What to produce. Collect all lines from the listing that include the string "Laser".

Stored data.
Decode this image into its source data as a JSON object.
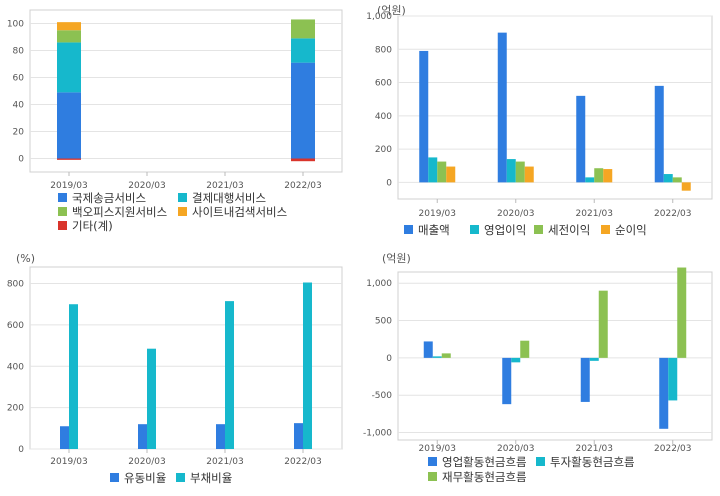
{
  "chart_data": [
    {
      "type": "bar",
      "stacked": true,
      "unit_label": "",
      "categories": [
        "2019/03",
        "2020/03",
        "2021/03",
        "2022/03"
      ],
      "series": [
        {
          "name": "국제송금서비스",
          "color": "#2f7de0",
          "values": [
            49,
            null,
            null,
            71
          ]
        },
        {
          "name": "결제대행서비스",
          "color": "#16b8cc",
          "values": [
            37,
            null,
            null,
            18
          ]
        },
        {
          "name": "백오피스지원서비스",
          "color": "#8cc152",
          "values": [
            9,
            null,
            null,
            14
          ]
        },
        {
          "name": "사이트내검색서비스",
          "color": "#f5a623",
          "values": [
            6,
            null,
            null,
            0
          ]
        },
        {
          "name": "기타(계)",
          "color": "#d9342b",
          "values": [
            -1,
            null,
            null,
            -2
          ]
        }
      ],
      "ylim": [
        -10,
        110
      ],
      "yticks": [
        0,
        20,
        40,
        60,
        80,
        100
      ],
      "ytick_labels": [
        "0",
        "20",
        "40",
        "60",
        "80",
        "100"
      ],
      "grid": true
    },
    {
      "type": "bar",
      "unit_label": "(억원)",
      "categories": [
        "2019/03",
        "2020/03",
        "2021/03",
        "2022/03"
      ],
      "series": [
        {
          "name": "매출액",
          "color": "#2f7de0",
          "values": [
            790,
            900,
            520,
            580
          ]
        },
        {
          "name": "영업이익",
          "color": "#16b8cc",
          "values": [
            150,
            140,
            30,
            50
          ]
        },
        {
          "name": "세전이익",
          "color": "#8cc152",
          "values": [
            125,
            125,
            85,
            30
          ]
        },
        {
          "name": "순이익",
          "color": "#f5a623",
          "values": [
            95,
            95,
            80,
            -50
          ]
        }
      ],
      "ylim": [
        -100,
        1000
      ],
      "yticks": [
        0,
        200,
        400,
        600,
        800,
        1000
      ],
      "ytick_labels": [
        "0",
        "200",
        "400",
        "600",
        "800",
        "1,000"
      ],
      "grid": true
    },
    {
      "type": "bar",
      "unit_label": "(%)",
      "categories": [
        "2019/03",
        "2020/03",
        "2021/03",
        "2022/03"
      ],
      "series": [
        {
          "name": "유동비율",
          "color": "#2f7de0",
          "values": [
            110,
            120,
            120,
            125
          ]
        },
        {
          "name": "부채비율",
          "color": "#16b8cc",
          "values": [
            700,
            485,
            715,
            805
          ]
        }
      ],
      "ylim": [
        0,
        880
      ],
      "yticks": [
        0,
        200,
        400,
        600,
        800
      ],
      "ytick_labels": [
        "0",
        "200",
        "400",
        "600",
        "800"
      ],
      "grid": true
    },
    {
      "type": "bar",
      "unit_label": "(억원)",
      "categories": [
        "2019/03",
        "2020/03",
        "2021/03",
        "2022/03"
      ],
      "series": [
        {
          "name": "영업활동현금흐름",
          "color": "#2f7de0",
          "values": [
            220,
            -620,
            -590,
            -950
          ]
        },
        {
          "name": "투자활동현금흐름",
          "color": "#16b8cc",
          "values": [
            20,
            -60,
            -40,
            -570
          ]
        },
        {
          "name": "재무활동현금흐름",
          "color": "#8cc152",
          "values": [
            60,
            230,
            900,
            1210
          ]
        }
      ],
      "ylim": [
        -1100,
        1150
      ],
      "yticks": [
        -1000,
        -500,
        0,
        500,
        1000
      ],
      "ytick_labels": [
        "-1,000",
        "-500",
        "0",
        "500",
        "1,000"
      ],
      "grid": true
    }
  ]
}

...

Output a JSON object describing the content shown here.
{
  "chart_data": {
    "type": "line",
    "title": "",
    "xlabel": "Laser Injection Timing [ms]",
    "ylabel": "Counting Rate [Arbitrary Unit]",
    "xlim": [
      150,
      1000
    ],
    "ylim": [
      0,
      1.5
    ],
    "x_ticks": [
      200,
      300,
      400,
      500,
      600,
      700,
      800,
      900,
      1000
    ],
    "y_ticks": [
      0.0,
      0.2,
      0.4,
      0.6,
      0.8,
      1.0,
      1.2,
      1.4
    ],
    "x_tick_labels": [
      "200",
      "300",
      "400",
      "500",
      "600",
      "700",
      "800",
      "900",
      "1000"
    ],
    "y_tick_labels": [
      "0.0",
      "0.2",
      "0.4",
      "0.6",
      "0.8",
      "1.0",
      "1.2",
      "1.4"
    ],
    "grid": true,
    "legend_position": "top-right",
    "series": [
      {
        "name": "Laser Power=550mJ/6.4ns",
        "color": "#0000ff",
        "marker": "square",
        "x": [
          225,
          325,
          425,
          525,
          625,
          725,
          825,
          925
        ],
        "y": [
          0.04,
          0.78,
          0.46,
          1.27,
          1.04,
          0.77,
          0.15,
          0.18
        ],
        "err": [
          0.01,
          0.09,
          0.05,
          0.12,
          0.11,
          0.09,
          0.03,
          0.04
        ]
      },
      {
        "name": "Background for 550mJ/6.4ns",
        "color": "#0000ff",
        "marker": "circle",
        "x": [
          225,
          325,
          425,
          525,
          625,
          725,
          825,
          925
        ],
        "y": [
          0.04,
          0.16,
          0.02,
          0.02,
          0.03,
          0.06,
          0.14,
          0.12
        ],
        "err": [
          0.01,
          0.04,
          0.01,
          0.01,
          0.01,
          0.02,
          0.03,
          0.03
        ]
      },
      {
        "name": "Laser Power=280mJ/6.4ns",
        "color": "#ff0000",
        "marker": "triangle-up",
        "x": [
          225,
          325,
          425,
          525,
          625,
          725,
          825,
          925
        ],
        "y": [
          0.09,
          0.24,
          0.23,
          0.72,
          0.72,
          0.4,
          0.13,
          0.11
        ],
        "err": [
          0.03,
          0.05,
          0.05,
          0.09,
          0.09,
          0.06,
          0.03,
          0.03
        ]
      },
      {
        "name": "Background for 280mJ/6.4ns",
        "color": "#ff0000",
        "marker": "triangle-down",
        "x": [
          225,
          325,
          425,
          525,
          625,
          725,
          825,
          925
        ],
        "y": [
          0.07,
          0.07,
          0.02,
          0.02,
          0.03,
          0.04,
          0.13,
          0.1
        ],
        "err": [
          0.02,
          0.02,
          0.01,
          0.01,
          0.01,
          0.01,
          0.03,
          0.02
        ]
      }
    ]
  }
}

Full answer.
    "xlabel": "Laser Injection Timing [ms]",
        "name": "Laser Power=550mJ/6.4ns",
        "name": "Laser Power=280mJ/6.4ns",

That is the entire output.